◆ Exercise description
Report how many lines in the listing below include the word "Александр". Write nothing besides the number.
┌──
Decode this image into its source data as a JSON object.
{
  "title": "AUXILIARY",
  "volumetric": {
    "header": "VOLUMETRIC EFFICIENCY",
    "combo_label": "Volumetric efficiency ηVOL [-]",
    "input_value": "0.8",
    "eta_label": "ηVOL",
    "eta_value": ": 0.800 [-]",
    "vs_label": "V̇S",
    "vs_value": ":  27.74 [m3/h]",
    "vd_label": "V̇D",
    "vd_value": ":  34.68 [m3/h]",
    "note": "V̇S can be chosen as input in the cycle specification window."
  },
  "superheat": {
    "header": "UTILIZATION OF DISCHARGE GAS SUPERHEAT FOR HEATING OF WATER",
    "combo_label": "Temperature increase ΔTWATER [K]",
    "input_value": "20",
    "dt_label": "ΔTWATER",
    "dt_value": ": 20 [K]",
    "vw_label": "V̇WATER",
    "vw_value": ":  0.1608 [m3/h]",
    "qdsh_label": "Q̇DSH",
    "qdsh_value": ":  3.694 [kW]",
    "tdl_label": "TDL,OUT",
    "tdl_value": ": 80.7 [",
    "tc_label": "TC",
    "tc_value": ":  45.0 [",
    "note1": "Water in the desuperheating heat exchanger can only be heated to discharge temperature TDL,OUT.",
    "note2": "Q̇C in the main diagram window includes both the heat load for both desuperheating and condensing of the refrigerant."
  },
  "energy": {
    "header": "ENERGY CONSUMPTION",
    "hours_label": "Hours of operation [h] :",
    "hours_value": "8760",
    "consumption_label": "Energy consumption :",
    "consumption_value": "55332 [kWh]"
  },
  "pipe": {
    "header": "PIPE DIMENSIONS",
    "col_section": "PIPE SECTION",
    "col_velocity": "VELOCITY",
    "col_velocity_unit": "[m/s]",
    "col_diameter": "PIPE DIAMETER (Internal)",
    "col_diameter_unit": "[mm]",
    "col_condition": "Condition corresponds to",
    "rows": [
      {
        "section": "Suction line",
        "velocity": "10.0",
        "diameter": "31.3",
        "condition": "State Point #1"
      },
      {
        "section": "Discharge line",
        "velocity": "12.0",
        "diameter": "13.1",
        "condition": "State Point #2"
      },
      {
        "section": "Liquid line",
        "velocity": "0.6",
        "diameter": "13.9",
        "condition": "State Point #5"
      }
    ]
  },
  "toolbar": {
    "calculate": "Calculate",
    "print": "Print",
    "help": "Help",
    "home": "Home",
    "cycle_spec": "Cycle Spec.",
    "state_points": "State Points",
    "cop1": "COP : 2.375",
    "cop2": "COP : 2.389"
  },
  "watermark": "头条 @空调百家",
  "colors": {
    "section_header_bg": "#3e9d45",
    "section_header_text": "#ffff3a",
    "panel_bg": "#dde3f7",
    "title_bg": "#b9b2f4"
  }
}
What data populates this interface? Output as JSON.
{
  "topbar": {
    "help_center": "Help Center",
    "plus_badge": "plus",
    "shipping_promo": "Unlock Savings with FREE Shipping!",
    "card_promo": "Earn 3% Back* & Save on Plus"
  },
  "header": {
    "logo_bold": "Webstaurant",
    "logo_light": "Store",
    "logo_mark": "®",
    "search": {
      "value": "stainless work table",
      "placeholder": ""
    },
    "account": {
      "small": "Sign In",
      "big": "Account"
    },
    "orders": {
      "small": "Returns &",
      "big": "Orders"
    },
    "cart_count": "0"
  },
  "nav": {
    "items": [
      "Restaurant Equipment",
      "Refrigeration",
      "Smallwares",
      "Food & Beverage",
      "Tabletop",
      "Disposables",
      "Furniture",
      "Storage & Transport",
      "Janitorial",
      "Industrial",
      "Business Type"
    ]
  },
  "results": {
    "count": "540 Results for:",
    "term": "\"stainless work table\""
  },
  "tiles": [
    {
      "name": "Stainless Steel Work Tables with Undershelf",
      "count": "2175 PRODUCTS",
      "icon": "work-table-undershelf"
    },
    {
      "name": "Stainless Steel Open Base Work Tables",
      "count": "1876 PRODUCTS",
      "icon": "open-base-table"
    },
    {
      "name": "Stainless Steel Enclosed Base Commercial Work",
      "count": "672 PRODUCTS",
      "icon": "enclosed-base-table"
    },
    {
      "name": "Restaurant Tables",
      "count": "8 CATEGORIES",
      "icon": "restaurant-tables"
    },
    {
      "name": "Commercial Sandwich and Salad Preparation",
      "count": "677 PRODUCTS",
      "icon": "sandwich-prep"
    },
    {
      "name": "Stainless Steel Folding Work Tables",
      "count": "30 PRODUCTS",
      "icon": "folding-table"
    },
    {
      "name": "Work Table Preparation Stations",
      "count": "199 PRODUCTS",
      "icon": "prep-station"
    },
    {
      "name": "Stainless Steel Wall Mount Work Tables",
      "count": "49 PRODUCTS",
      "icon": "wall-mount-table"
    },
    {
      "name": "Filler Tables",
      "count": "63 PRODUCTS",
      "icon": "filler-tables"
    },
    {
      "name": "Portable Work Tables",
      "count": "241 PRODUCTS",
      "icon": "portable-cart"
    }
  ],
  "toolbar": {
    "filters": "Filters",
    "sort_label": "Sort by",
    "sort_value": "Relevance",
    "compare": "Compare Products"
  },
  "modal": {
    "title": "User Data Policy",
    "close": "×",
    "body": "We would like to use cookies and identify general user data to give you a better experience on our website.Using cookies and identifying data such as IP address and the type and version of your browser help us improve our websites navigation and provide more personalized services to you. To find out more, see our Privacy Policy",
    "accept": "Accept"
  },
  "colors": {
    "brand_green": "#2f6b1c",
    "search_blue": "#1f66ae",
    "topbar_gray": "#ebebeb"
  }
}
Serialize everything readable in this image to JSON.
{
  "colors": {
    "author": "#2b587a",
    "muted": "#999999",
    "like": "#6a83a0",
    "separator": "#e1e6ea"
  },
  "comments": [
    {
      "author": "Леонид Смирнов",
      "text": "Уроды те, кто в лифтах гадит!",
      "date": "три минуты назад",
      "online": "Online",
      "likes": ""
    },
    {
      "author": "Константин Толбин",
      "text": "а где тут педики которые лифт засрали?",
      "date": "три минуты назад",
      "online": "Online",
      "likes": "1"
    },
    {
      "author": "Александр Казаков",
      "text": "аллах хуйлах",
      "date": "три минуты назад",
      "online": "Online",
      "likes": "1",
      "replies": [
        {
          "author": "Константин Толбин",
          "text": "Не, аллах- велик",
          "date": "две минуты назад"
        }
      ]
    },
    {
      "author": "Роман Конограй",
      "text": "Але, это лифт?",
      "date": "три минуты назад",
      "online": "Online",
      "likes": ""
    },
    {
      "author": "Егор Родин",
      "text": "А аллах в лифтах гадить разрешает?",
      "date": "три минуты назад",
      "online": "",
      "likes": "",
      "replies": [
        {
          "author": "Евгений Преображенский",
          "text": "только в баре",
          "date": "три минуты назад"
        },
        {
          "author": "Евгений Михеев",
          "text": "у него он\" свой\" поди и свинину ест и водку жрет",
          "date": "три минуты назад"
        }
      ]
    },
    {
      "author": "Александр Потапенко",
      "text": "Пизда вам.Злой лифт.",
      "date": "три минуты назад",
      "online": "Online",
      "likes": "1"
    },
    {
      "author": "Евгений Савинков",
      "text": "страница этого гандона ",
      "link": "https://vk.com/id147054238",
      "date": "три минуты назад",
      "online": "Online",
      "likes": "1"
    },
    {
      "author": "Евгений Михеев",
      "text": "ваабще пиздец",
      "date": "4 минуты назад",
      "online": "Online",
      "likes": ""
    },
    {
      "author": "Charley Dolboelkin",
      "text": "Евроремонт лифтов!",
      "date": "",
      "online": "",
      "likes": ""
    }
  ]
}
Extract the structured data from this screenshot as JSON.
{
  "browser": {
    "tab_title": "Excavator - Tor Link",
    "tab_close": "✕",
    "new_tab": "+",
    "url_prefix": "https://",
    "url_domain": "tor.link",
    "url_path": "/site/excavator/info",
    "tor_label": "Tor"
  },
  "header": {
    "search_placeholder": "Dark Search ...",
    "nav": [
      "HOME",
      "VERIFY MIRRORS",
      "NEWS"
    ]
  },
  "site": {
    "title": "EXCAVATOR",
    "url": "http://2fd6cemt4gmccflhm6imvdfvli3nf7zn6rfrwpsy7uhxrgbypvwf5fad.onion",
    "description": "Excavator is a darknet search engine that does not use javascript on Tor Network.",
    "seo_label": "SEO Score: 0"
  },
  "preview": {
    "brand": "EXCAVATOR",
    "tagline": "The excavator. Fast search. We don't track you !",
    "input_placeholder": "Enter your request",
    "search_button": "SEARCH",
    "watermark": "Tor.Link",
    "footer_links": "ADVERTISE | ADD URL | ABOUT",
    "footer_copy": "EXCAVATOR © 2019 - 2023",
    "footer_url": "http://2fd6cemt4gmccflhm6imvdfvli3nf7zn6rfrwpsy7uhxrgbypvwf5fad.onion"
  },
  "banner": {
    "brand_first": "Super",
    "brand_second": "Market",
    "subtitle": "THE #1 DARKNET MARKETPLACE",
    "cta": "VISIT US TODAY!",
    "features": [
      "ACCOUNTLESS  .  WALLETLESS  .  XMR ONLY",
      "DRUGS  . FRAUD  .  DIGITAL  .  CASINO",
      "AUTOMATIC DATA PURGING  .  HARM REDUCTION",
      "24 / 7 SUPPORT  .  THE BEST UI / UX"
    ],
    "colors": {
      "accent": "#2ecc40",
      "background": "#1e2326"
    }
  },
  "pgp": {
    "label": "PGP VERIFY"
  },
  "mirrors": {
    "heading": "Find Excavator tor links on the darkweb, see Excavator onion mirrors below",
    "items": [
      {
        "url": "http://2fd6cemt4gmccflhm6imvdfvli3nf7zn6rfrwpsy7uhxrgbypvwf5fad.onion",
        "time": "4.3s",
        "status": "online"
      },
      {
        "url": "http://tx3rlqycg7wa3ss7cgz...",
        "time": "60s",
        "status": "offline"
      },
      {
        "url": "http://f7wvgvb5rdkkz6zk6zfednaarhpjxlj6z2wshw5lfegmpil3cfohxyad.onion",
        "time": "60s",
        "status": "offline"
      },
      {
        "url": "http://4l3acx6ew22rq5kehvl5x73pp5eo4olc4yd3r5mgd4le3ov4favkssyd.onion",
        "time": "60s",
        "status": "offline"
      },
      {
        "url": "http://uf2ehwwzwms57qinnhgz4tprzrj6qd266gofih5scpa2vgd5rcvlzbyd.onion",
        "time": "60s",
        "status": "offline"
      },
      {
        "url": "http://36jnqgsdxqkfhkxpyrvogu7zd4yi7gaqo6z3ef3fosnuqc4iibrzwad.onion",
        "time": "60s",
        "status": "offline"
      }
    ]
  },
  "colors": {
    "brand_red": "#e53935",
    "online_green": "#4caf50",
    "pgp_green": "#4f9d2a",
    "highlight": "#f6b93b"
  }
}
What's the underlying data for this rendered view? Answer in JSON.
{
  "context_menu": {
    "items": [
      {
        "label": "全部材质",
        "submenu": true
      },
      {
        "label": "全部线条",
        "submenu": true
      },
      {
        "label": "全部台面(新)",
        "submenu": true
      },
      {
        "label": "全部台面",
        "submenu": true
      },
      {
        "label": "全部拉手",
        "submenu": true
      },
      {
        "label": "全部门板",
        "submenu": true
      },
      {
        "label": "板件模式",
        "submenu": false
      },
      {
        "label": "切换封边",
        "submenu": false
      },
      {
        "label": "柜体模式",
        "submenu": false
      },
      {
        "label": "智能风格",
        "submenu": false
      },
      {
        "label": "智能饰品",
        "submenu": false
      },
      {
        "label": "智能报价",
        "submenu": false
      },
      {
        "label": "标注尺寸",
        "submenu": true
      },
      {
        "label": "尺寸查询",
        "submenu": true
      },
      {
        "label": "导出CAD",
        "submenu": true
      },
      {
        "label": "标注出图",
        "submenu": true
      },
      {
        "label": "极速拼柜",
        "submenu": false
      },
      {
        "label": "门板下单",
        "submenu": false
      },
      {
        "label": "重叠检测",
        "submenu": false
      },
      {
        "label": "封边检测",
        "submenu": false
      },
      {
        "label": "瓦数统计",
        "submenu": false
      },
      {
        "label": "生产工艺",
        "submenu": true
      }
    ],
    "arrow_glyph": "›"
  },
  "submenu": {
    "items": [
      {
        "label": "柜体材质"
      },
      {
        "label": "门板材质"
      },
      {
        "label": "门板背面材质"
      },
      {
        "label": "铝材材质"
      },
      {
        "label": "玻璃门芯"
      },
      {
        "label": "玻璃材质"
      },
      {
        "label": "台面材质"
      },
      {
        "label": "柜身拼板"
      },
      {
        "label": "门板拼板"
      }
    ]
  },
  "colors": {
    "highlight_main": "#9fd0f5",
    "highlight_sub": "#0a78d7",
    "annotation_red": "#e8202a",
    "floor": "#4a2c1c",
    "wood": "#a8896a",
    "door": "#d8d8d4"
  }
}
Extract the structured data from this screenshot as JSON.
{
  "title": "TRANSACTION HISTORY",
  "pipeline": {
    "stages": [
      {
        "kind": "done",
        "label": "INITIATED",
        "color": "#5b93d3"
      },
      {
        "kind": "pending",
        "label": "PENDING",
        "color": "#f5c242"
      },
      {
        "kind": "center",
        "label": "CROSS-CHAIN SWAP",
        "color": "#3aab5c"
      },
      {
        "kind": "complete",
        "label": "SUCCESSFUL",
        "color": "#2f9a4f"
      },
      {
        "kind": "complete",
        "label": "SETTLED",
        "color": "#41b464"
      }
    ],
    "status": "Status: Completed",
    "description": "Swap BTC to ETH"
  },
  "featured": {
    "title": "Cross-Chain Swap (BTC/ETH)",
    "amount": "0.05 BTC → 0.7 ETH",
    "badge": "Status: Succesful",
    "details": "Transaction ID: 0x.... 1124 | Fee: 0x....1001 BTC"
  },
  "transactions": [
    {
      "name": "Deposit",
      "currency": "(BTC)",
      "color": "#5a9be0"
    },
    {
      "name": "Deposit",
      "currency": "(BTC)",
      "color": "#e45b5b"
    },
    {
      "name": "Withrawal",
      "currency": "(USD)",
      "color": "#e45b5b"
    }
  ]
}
└──
◆ Written answer
2